*Task*: Find the word "навыки" in the data. Return every line where it appears.

== == ==

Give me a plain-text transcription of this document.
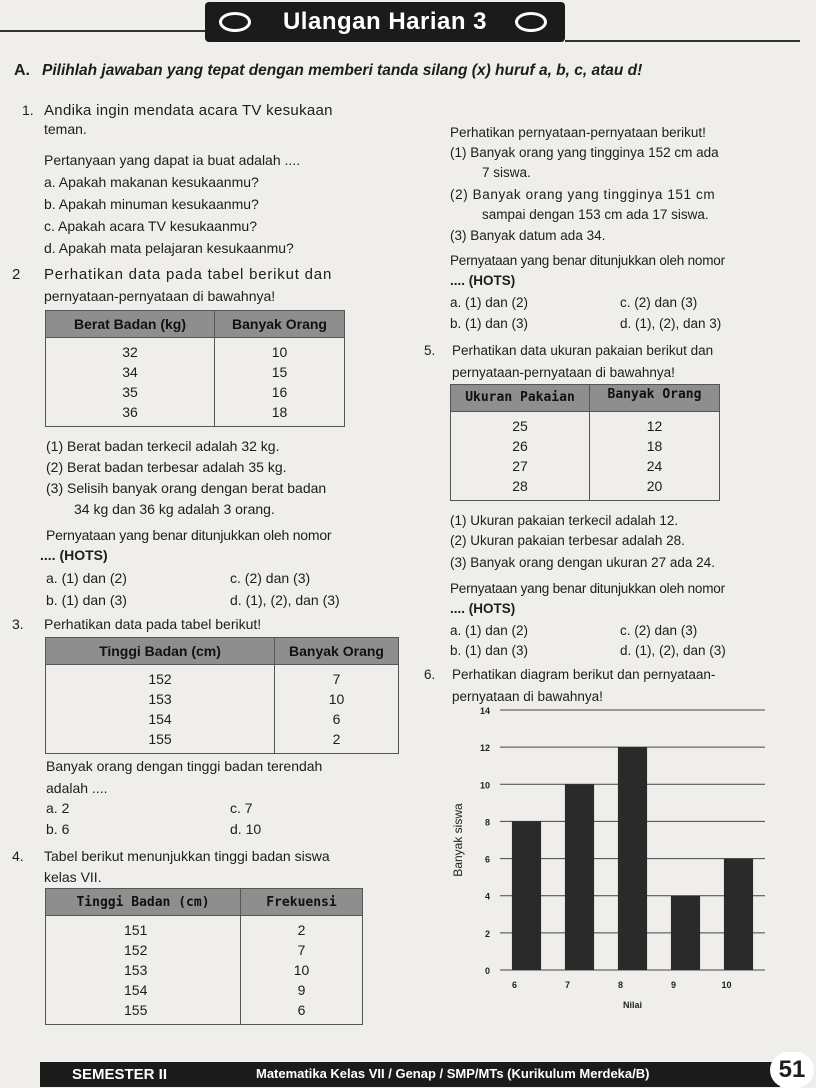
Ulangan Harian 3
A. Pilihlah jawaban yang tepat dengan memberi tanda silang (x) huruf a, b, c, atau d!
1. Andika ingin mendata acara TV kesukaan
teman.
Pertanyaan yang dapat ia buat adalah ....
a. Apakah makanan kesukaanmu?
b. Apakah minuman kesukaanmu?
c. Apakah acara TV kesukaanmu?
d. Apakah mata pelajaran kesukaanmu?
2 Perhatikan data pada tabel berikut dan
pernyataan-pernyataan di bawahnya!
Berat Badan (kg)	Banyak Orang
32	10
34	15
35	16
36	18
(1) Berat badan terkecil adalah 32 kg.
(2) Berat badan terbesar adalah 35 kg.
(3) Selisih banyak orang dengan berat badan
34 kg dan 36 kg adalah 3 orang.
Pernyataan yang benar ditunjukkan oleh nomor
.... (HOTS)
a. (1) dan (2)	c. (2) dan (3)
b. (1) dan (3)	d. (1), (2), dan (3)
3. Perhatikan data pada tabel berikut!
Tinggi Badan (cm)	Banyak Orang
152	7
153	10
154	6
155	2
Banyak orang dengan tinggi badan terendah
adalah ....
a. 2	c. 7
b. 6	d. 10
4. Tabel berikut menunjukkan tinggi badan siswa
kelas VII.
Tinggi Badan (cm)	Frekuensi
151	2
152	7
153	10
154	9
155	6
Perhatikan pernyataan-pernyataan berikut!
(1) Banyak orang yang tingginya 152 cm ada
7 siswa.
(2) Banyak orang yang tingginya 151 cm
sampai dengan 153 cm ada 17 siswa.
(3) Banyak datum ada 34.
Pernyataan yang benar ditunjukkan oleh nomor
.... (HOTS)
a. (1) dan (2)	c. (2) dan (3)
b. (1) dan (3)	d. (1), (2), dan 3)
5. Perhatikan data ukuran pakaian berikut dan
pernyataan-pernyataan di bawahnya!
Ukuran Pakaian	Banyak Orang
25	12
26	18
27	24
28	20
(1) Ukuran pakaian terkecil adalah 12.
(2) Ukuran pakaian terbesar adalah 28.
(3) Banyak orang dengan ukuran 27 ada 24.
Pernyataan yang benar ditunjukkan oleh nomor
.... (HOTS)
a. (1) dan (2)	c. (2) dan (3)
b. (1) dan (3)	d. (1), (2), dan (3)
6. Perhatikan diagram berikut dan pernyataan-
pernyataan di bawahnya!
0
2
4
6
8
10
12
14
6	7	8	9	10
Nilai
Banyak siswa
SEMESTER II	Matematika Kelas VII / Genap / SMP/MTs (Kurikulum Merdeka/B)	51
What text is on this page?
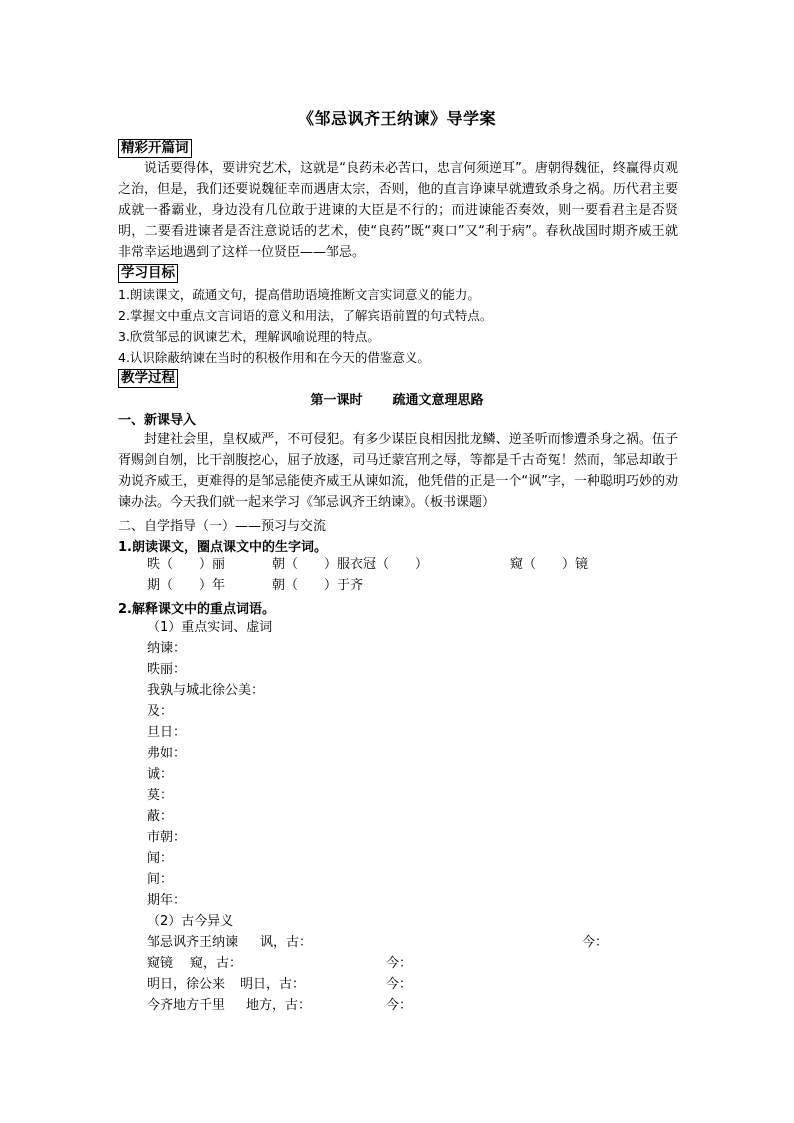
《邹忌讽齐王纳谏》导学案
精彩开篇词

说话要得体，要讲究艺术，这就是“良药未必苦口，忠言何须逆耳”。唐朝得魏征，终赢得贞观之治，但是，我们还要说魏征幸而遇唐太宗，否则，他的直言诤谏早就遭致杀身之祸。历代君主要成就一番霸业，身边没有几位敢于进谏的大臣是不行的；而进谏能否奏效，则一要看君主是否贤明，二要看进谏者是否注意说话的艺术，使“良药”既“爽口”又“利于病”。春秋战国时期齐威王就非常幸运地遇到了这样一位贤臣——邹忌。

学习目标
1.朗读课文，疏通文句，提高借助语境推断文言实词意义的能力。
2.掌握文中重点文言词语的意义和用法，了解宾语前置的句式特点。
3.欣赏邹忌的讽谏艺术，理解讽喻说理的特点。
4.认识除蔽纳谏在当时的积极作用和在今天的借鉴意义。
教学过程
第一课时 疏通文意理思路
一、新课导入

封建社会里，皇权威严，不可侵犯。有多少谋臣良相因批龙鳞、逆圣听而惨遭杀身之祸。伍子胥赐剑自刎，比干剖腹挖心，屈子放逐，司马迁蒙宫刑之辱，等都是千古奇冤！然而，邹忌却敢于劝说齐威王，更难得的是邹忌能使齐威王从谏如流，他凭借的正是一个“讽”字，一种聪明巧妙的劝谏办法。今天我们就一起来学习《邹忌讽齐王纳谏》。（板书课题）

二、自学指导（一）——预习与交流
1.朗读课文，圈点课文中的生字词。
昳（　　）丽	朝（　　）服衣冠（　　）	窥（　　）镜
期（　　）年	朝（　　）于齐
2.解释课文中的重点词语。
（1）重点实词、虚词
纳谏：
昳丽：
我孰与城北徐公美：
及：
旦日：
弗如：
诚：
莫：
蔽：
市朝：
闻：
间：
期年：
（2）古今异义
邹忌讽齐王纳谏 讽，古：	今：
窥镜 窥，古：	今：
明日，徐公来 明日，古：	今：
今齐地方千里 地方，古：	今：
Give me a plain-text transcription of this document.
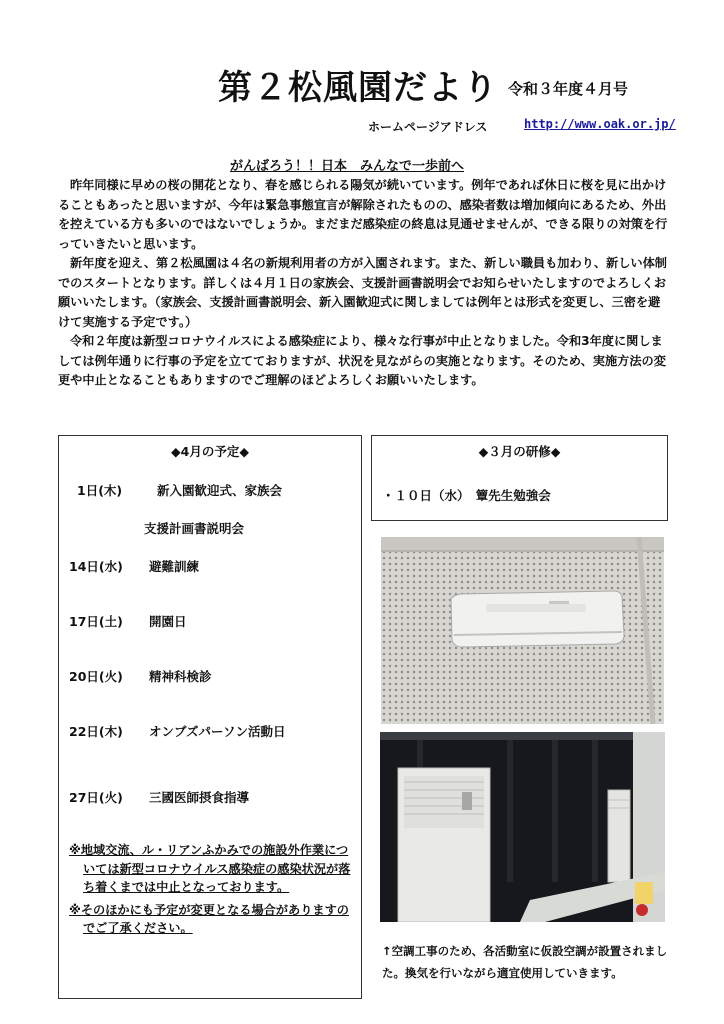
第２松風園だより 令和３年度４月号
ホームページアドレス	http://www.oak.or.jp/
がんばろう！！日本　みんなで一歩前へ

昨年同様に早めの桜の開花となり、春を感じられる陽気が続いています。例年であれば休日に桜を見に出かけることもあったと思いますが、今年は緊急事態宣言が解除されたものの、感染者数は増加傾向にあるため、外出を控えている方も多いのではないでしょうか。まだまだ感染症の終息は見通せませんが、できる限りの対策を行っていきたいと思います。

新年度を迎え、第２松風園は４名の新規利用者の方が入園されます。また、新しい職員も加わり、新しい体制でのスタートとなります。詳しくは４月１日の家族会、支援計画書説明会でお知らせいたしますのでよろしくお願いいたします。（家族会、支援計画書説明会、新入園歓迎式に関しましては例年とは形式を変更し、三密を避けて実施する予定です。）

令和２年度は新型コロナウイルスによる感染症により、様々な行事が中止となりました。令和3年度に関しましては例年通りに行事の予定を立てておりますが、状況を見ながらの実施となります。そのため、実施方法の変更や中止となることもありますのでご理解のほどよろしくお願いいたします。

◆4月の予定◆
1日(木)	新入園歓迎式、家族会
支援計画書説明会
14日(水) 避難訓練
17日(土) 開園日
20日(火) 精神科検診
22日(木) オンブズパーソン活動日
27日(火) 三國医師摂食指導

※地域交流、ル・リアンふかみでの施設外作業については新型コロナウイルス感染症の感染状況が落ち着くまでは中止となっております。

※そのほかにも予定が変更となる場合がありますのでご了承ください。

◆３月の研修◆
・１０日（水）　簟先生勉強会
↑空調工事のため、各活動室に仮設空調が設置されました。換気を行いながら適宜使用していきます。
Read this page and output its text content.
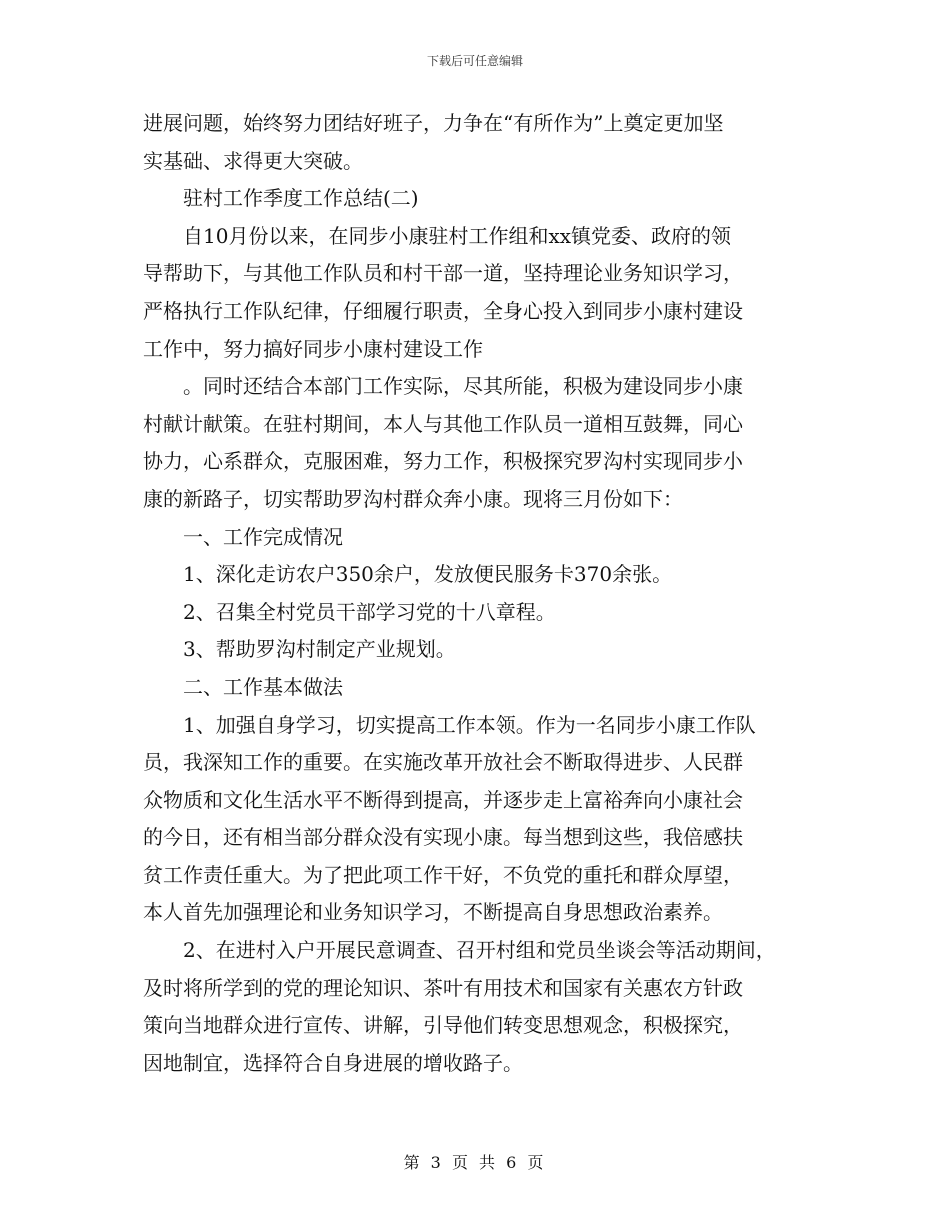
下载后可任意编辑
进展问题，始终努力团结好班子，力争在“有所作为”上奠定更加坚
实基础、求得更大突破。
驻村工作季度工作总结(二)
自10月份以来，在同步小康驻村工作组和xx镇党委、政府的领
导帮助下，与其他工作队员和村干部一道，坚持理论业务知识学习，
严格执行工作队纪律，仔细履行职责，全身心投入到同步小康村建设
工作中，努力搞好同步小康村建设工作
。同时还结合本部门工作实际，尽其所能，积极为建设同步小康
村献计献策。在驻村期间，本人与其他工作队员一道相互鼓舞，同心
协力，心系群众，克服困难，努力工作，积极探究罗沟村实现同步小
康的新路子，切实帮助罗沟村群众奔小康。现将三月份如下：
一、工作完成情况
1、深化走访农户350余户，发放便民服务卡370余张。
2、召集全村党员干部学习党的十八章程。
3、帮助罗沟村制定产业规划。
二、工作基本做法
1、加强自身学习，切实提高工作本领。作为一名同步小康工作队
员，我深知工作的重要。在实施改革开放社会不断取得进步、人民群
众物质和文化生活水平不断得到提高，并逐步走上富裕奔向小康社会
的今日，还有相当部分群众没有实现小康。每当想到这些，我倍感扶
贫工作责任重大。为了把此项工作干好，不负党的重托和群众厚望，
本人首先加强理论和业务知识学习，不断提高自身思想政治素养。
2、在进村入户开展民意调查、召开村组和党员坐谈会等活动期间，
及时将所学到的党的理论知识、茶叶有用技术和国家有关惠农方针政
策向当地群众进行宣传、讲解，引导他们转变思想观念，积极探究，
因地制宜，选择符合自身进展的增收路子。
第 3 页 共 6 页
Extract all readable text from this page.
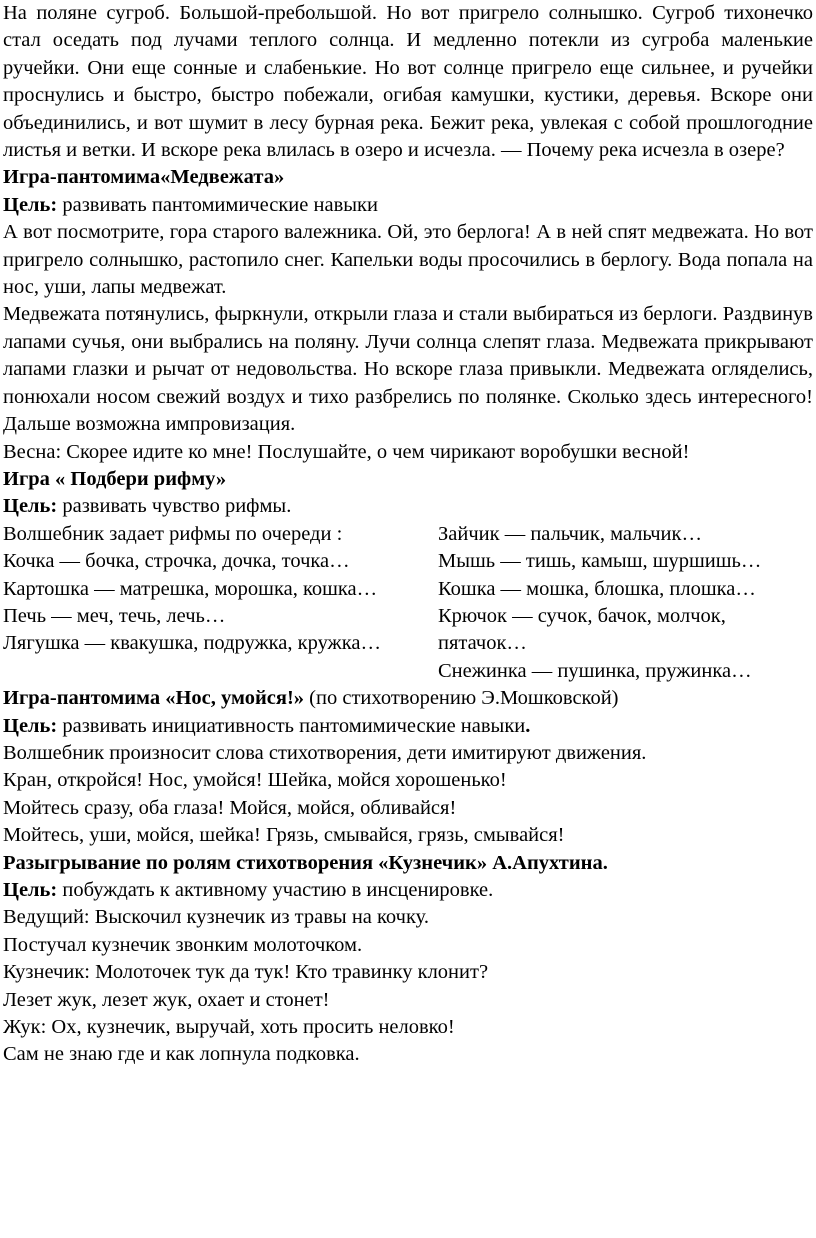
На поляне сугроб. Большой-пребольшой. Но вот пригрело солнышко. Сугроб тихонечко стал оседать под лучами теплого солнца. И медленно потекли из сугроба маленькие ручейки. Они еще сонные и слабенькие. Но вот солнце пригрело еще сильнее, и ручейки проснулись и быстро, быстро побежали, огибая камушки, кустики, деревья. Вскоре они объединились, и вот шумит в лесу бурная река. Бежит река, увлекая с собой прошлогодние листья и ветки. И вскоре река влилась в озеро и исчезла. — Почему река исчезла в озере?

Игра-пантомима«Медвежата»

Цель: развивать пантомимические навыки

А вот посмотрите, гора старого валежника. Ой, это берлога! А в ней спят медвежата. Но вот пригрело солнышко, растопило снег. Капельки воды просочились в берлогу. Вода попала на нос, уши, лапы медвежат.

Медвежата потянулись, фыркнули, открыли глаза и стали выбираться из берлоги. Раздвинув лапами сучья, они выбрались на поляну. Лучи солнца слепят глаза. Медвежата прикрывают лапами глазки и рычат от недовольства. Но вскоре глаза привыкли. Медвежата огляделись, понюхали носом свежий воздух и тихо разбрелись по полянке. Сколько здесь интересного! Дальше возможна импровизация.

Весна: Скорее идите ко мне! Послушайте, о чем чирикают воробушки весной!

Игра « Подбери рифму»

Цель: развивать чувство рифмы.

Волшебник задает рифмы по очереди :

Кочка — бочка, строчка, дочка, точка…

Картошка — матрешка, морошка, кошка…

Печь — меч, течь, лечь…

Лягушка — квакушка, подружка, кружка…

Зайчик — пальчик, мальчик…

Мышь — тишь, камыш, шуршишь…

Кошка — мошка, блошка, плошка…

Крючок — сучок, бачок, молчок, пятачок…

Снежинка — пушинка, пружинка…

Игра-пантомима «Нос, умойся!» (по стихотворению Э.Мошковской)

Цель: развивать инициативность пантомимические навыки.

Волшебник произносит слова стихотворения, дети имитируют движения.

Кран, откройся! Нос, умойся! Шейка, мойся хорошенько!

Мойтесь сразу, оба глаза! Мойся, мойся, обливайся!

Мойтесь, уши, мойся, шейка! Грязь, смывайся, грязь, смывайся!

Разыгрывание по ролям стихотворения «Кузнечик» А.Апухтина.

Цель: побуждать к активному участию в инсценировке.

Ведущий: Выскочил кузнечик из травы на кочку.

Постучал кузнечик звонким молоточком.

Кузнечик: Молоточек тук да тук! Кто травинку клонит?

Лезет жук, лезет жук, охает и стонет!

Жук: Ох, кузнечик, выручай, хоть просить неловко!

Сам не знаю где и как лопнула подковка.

== == ==

*Correct result*:
Цель: развивать пантомимические навыки
Цель: развивать инициативность пантомимические навыки.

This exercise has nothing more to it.